**STATED GOAL:**
Work through the entries below and report how many lines include "Prenotazioni". The number alone is the answer.
[Begin DATA SECTION]
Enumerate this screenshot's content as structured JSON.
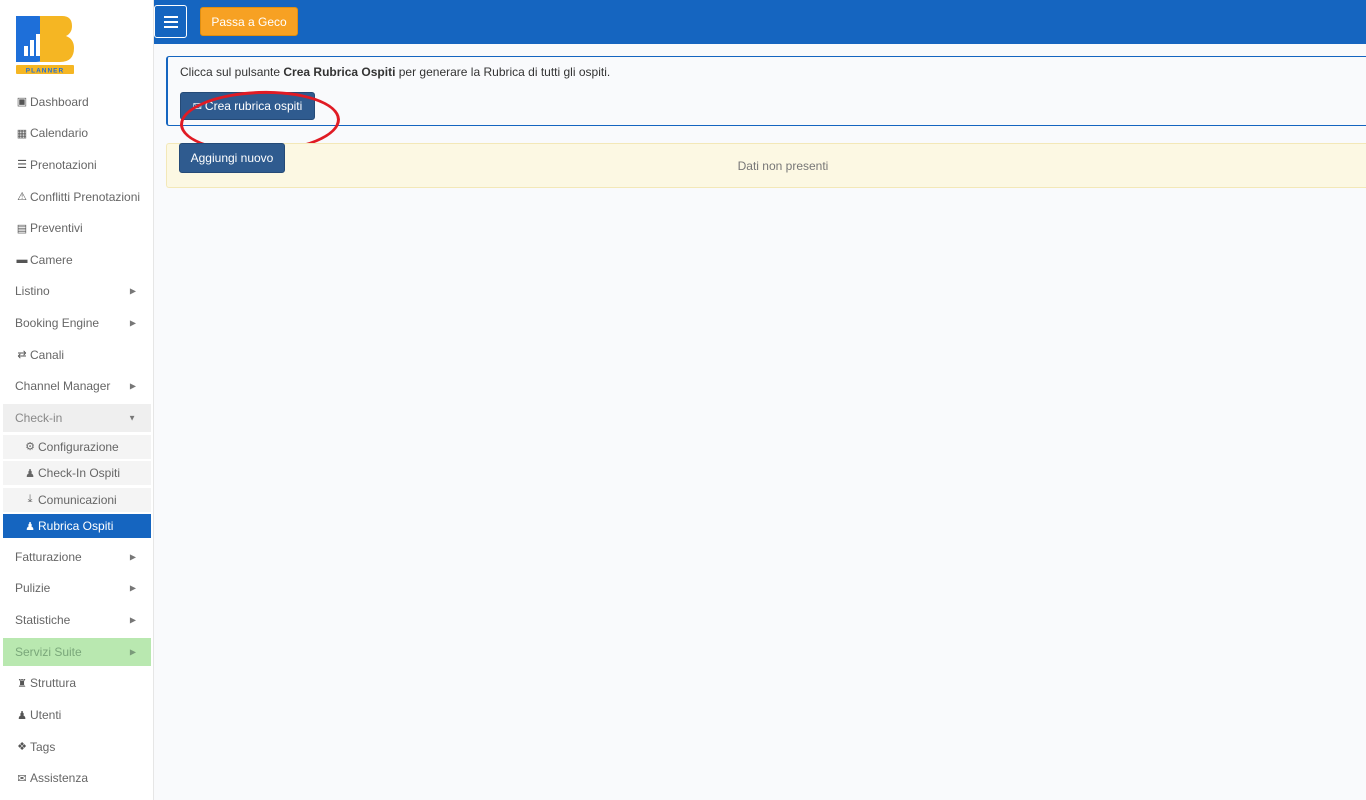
{
  "logo": {
    "alt": "BB Planner",
    "text": "PLANNER"
  },
  "topbar": {
    "menu_label": "",
    "geco_label": "Passa a Geco"
  },
  "sidebar": {
    "items": [
      {
        "label": "Dashboard",
        "icon": "dashboard-icon"
      },
      {
        "label": "Calendario",
        "icon": "calendar-icon"
      },
      {
        "label": "Prenotazioni",
        "icon": "list-icon"
      },
      {
        "label": "Conflitti Prenotazioni",
        "icon": "warning-icon"
      },
      {
        "label": "Preventivi",
        "icon": "document-icon"
      },
      {
        "label": "Camere",
        "icon": "bed-icon"
      },
      {
        "label": "Listino",
        "icon": ""
      },
      {
        "label": "Booking Engine",
        "icon": ""
      },
      {
        "label": "Canali",
        "icon": "shuffle-icon"
      },
      {
        "label": "Channel Manager",
        "icon": ""
      },
      {
        "label": "Check-in",
        "icon": ""
      }
    ],
    "checkin_sub": [
      {
        "label": "Configurazione",
        "icon": "gear-icon"
      },
      {
        "label": "Check-In Ospiti",
        "icon": "user-icon"
      },
      {
        "label": "Comunicazioni",
        "icon": "download-icon"
      },
      {
        "label": "Rubrica Ospiti",
        "icon": "user-icon"
      }
    ],
    "items_after": [
      {
        "label": "Fatturazione",
        "icon": ""
      },
      {
        "label": "Pulizie",
        "icon": ""
      },
      {
        "label": "Statistiche",
        "icon": ""
      },
      {
        "label": "Servizi Suite",
        "icon": ""
      },
      {
        "label": "Struttura",
        "icon": "building-icon"
      },
      {
        "label": "Utenti",
        "icon": "user-icon"
      },
      {
        "label": "Tags",
        "icon": "tags-icon"
      },
      {
        "label": "Assistenza",
        "icon": "envelope-icon"
      }
    ]
  },
  "main": {
    "info_prefix": "Clicca sul pulsante ",
    "info_bold": "Crea Rubrica Ospiti",
    "info_suffix": " per generare la Rubrica di tutti gli ospiti.",
    "crea_button": "Crea rubrica ospiti",
    "add_button": "Aggiungi nuovo",
    "empty_text": "Dati non presenti"
  },
  "colors": {
    "primary": "#1565c0",
    "orange": "#f7a123",
    "button": "#2f5b8f",
    "highlight": "#e01b24",
    "green": "#b9e8b0",
    "warning_bg": "#fcf8e3"
  }
}
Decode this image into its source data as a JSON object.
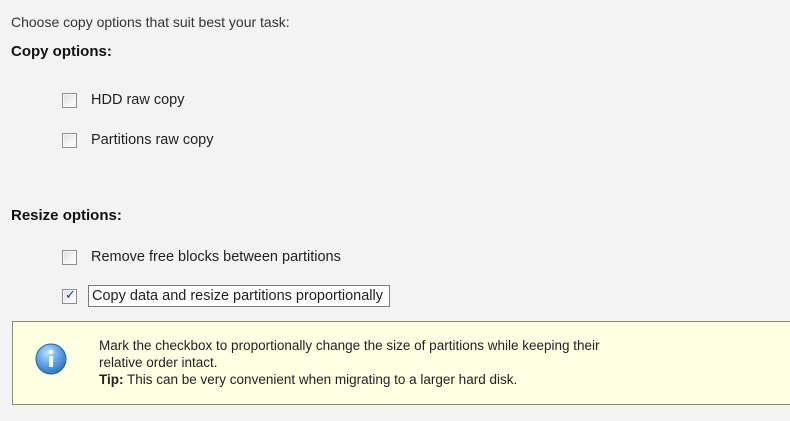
{
  "intro_text": "Choose copy options that suit best your task:",
  "copy_options": {
    "title": "Copy options:",
    "items": [
      {
        "label": "HDD raw copy",
        "checked": false
      },
      {
        "label": "Partitions raw copy",
        "checked": false
      }
    ]
  },
  "resize_options": {
    "title": "Resize options:",
    "items": [
      {
        "label": "Remove free blocks between partitions",
        "checked": false
      },
      {
        "label": "Copy data and resize partitions proportionally",
        "checked": true,
        "focused": true
      }
    ]
  },
  "tip": {
    "icon": "info-icon",
    "line1": "Mark the checkbox to proportionally change the size of partitions while keeping their",
    "line2": "relative order intact.",
    "tip_label": "Tip:",
    "tip_text": " This can be very convenient when migrating to a larger hard disk."
  },
  "colors": {
    "panel_background": "#f3f3f3",
    "tip_background": "#ffffe4",
    "info_icon_fill": "#3d8bd8"
  }
}
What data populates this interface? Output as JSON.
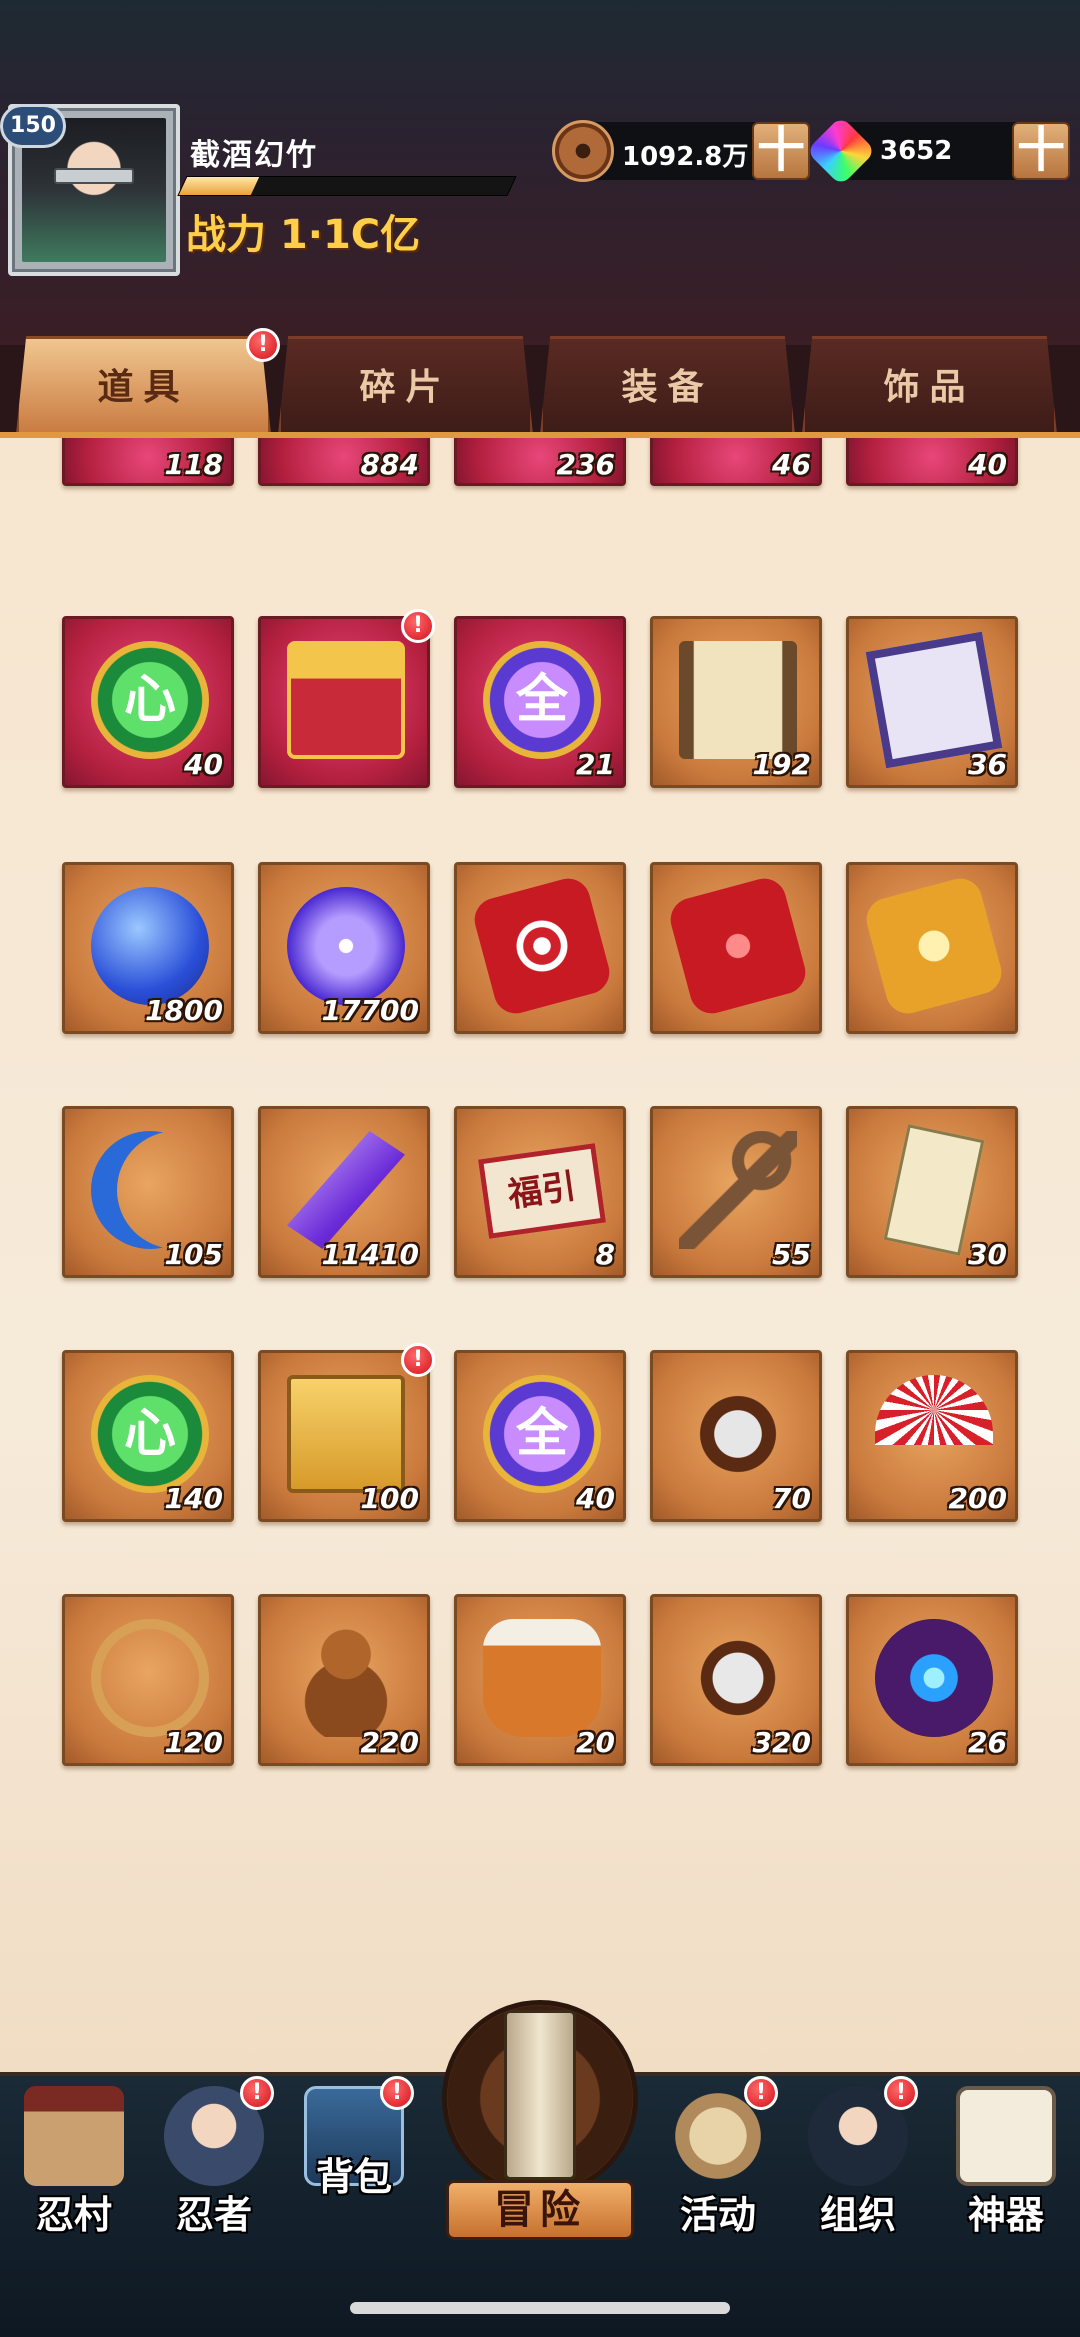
[End DATA SECTION]
**EXERCISE ANSWER:**
2